- The data -

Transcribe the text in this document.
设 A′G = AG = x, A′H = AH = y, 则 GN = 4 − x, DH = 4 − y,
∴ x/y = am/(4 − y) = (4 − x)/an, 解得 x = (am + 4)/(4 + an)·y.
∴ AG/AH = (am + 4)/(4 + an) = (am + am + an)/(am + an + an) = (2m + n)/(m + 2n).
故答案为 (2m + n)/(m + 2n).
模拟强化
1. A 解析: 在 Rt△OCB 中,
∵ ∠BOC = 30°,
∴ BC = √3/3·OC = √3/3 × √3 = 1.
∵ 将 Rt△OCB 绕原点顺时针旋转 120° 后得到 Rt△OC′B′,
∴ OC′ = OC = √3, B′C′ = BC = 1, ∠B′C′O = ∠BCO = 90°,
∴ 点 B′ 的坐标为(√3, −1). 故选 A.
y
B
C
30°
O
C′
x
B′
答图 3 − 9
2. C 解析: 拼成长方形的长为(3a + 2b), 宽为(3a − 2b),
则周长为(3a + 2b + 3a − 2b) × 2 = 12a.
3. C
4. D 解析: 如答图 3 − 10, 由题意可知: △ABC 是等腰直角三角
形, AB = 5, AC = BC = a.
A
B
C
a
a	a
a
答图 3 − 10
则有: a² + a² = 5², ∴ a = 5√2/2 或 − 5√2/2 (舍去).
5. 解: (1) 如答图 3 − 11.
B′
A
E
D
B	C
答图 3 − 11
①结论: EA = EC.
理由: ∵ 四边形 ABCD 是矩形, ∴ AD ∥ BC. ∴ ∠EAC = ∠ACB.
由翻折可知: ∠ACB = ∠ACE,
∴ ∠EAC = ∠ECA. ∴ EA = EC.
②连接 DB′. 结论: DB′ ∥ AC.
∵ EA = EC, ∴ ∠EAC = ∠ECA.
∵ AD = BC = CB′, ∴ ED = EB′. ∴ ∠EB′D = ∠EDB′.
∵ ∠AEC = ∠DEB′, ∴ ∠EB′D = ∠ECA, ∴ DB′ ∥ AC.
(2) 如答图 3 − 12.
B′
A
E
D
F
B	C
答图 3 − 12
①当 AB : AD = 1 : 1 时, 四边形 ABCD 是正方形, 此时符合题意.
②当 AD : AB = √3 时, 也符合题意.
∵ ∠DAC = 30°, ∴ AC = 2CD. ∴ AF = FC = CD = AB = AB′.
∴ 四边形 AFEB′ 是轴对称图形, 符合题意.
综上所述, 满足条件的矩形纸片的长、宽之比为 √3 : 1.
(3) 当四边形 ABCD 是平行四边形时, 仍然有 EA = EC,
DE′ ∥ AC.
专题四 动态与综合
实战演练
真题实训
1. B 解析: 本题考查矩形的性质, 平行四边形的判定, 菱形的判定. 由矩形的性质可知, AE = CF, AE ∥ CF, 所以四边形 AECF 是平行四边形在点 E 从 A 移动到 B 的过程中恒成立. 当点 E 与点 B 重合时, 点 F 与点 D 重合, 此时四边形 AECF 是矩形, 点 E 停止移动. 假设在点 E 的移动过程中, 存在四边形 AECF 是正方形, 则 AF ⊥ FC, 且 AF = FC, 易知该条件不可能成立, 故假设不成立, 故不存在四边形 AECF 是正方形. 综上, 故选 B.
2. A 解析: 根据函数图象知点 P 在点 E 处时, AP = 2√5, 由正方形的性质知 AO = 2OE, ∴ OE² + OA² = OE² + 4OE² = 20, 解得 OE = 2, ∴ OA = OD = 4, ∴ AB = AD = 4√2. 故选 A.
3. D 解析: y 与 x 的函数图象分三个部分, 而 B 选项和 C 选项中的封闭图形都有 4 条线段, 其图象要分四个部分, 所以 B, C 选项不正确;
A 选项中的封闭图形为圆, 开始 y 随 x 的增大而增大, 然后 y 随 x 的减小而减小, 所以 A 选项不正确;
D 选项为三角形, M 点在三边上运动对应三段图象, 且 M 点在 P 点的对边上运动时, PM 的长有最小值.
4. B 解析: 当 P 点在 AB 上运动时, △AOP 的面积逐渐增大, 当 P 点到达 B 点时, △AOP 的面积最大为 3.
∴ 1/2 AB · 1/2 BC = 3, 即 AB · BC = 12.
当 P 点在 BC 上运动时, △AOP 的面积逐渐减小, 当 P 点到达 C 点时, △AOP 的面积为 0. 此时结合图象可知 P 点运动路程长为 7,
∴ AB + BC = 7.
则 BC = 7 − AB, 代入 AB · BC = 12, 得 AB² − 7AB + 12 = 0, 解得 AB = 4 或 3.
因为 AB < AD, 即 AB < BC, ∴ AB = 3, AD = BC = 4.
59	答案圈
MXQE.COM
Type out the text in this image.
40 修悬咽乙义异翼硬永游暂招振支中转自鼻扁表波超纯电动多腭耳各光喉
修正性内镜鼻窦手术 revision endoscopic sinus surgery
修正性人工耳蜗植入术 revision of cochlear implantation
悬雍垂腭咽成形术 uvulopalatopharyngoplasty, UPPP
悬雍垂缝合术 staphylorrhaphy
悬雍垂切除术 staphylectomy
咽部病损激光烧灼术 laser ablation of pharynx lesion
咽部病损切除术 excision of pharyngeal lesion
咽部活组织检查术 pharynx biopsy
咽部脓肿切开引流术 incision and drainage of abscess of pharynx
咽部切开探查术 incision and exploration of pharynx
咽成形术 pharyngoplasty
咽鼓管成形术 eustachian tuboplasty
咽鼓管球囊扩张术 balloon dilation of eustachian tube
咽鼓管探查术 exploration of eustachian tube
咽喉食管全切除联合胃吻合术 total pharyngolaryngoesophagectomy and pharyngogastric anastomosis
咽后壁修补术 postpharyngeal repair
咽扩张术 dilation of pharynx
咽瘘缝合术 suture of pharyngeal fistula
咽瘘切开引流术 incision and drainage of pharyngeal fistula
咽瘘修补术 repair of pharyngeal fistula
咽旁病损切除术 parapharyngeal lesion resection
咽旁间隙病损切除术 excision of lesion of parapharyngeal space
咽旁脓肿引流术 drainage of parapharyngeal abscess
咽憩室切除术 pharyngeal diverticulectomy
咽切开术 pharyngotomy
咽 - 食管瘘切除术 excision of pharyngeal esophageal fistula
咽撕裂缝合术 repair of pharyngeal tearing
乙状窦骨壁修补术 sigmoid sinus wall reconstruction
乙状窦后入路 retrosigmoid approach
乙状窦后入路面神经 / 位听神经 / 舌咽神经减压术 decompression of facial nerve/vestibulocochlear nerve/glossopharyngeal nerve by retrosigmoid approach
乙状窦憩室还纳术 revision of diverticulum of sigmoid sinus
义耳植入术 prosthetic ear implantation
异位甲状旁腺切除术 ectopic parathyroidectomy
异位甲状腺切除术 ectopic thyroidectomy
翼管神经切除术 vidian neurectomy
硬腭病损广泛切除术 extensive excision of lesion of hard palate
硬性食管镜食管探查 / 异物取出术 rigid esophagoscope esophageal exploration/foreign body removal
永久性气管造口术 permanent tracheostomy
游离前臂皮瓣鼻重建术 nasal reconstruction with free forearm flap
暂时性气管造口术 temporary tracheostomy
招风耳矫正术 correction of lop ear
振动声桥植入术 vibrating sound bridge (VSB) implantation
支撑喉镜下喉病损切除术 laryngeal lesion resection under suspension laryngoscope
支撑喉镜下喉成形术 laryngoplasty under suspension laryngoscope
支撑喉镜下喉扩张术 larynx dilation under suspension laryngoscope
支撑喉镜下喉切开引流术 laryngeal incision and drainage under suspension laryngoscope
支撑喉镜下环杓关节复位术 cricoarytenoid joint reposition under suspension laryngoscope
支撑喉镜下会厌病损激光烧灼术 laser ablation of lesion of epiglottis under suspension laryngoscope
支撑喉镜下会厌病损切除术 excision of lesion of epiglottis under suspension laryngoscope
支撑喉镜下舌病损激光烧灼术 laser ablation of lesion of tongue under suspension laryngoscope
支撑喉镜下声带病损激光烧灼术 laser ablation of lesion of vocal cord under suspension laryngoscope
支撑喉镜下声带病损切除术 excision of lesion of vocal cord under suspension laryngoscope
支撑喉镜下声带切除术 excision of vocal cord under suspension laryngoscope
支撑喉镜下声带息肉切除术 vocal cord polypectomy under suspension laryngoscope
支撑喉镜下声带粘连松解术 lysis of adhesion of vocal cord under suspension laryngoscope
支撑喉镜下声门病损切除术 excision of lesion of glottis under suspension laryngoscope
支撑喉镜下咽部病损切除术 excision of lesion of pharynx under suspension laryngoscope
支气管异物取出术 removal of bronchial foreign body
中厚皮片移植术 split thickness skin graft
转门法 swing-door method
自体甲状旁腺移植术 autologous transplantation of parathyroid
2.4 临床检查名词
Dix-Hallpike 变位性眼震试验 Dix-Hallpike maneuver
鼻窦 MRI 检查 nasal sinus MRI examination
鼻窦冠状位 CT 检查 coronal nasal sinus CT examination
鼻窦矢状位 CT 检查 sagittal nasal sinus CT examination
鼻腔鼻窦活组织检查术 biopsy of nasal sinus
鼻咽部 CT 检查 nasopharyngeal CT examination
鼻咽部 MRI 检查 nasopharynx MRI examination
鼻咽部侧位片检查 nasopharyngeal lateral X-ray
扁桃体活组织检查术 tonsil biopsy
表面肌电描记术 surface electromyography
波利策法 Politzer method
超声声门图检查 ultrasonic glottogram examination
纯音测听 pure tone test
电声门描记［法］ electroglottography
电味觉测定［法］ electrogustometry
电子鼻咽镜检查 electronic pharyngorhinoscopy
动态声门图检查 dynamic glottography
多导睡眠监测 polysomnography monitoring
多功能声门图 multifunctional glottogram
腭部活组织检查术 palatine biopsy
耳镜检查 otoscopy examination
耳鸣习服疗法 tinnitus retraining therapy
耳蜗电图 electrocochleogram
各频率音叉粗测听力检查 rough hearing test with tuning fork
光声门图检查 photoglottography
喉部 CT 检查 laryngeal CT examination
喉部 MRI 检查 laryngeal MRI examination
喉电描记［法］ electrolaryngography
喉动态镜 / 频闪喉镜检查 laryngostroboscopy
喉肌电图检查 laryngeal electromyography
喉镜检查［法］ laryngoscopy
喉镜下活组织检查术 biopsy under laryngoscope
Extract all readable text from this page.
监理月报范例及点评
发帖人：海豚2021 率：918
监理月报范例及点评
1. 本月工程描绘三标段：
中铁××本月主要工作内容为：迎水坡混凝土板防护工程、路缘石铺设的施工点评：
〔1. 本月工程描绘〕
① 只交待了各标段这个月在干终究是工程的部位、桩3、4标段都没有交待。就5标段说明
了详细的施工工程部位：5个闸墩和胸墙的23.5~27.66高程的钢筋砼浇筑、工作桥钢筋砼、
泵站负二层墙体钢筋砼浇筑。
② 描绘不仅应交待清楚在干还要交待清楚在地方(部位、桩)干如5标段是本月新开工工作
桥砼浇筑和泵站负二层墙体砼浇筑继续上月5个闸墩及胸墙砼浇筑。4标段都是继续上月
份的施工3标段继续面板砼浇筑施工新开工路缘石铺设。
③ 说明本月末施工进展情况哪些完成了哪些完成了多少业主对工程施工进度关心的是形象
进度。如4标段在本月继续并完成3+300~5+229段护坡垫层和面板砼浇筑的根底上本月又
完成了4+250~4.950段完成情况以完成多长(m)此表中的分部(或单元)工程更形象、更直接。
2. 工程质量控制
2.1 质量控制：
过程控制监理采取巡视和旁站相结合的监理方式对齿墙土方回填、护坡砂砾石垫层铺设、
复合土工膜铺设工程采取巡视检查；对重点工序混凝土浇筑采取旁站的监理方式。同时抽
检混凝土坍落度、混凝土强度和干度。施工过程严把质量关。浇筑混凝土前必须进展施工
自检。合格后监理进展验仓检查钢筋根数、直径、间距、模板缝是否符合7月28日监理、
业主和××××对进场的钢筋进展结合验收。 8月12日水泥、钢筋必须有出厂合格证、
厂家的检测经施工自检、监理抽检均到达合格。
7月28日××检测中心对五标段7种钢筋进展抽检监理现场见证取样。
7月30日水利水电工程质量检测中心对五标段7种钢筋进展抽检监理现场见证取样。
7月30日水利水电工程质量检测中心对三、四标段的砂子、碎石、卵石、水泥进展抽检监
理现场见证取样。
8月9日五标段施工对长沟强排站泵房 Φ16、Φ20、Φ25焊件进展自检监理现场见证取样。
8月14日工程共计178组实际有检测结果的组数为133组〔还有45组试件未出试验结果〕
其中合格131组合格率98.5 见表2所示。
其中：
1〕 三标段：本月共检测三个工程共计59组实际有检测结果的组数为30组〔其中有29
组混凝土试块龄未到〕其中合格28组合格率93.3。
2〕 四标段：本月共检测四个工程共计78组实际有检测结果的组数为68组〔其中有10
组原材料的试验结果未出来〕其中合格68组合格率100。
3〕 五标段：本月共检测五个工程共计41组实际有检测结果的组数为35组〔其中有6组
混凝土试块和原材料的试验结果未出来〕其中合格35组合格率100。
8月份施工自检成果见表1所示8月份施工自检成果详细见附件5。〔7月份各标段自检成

- Instructions to follow -
Your output consists solely of the lines from the one with "Extract all readable text from this page." through the last line, copied exactly.

- Written solution -
Extract all readable text from this page.
监理月报范例及点评
发帖人：海豚2021 率：918
监理月报范例及点评
1. 本月工程描绘三标段：
中铁××本月主要工作内容为：迎水坡混凝土板防护工程、路缘石铺设的施工点评：
〔1. 本月工程描绘〕
① 只交待了各标段这个月在干终究是工程的部位、桩3、4标段都没有交待。就5标段说明
了详细的施工工程部位：5个闸墩和胸墙的23.5~27.66高程的钢筋砼浇筑、工作桥钢筋砼、
泵站负二层墙体钢筋砼浇筑。
② 描绘不仅应交待清楚在干还要交待清楚在地方(部位、桩)干如5标段是本月新开工工作
桥砼浇筑和泵站负二层墙体砼浇筑继续上月5个闸墩及胸墙砼浇筑。4标段都是继续上月
份的施工3标段继续面板砼浇筑施工新开工路缘石铺设。
③ 说明本月末施工进展情况哪些完成了哪些完成了多少业主对工程施工进度关心的是形象
进度。如4标段在本月继续并完成3+300~5+229段护坡垫层和面板砼浇筑的根底上本月又
完成了4+250~4.950段完成情况以完成多长(m)此表中的分部(或单元)工程更形象、更直接。
2. 工程质量控制
2.1 质量控制：
过程控制监理采取巡视和旁站相结合的监理方式对齿墙土方回填、护坡砂砾石垫层铺设、
复合土工膜铺设工程采取巡视检查；对重点工序混凝土浇筑采取旁站的监理方式。同时抽
检混凝土坍落度、混凝土强度和干度。施工过程严把质量关。浇筑混凝土前必须进展施工
自检。合格后监理进展验仓检查钢筋根数、直径、间距、模板缝是否符合7月28日监理、
业主和××××对进场的钢筋进展结合验收。 8月12日水泥、钢筋必须有出厂合格证、
厂家的检测经施工自检、监理抽检均到达合格。
7月28日××检测中心对五标段7种钢筋进展抽检监理现场见证取样。
7月30日水利水电工程质量检测中心对五标段7种钢筋进展抽检监理现场见证取样。
7月30日水利水电工程质量检测中心对三、四标段的砂子、碎石、卵石、水泥进展抽检监
理现场见证取样。
8月9日五标段施工对长沟强排站泵房 Φ16、Φ20、Φ25焊件进展自检监理现场见证取样。
8月14日工程共计178组实际有检测结果的组数为133组〔还有45组试件未出试验结果〕
其中合格131组合格率98.5 见表2所示。
其中：
1〕 三标段：本月共检测三个工程共计59组实际有检测结果的组数为30组〔其中有29
组混凝土试块龄未到〕其中合格28组合格率93.3。
2〕 四标段：本月共检测四个工程共计78组实际有检测结果的组数为68组〔其中有10
组原材料的试验结果未出来〕其中合格68组合格率100。
3〕 五标段：本月共检测五个工程共计41组实际有检测结果的组数为35组〔其中有6组
混凝土试块和原材料的试验结果未出来〕其中合格35组合格率100。
8月份施工自检成果见表1所示8月份施工自检成果详细见附件5。〔7月份各标段自检成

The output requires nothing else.